DATASET EXTRACT —
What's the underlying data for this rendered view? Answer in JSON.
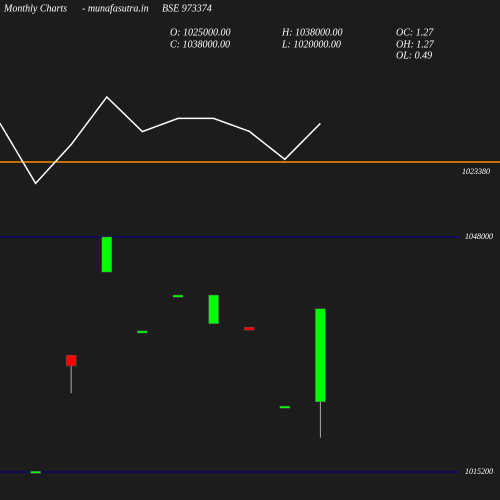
{
  "header": {
    "title": "Monthly Charts",
    "site": "- munafasutra.in",
    "symbol": "BSE 973374",
    "open": "O: 1025000.00",
    "close": "C: 1038000.00",
    "high": "H: 1038000.00",
    "low": "L: 1020000.00",
    "oc": "OC: 1.27",
    "oh": "OH: 1.27",
    "ol": "OL: 0.49"
  },
  "chart_data": [
    {
      "type": "line",
      "color": "#ffffff",
      "values": [
        1038000,
        1015300,
        1030000,
        1048000,
        1034900,
        1039900,
        1039900,
        1035000,
        1024400,
        1038000
      ],
      "ylim": [
        1009000,
        1062000
      ],
      "hline": {
        "value": 1023380,
        "color": "#ff8c00"
      }
    },
    {
      "type": "candlestick",
      "up_color": "#00ff00",
      "down_color": "#ff0000",
      "grid_color": "#00008b",
      "open": [
        1015100,
        1031500,
        1043100,
        1034600,
        1039600,
        1035900,
        1035400,
        1024100,
        1025000
      ],
      "high": [
        1015300,
        1031500,
        1048000,
        1034900,
        1039900,
        1039900,
        1035400,
        1024400,
        1038000
      ],
      "low": [
        1015100,
        1026200,
        1043100,
        1034600,
        1039600,
        1035900,
        1035000,
        1024100,
        1020000
      ],
      "close": [
        1015300,
        1030000,
        1048000,
        1034900,
        1039900,
        1039900,
        1035000,
        1024400,
        1038000
      ],
      "ylim": [
        1011300,
        1053160
      ],
      "yticks": [
        1015200,
        1048000
      ]
    }
  ]
}
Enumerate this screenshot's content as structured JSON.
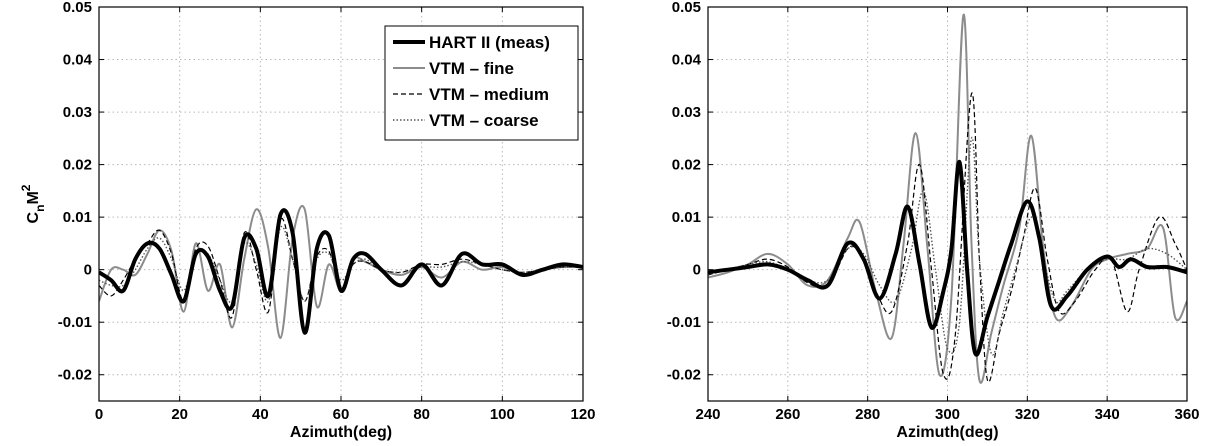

DO THIS — Exclude the pictures and transcribe all of the entries exactly.

RESPONSE TO THE TASK —
What's the underlying data for this rendered view? Answer in JSON.
{
  "header": {
    "title": "Monthly Charts",
    "site": "- munafasutra.in",
    "symbol": "BSE 973374",
    "open": "O: 1025000.00",
    "close": "C: 1038000.00",
    "high": "H: 1038000.00",
    "low": "L: 1020000.00",
    "oc": "OC: 1.27",
    "oh": "OH: 1.27",
    "ol": "OL: 0.49"
  },
  "chart_data": [
    {
      "type": "line",
      "color": "#ffffff",
      "values": [
        1038000,
        1015300,
        1030000,
        1048000,
        1034900,
        1039900,
        1039900,
        1035000,
        1024400,
        1038000
      ],
      "ylim": [
        1009000,
        1062000
      ],
      "hline": {
        "value": 1023380,
        "color": "#ff8c00"
      }
    },
    {
      "type": "candlestick",
      "up_color": "#00ff00",
      "down_color": "#ff0000",
      "grid_color": "#00008b",
      "open": [
        1015100,
        1031500,
        1043100,
        1034600,
        1039600,
        1035900,
        1035400,
        1024100,
        1025000
      ],
      "high": [
        1015300,
        1031500,
        1048000,
        1034900,
        1039900,
        1039900,
        1035400,
        1024400,
        1038000
      ],
      "low": [
        1015100,
        1026200,
        1043100,
        1034600,
        1039600,
        1035900,
        1035000,
        1024100,
        1020000
      ],
      "close": [
        1015300,
        1030000,
        1048000,
        1034900,
        1039900,
        1039900,
        1035000,
        1024400,
        1038000
      ],
      "ylim": [
        1011300,
        1053160
      ],
      "yticks": [
        1015200,
        1048000
      ]
    }
  ]
}
Enumerate this screenshot's content as structured JSON.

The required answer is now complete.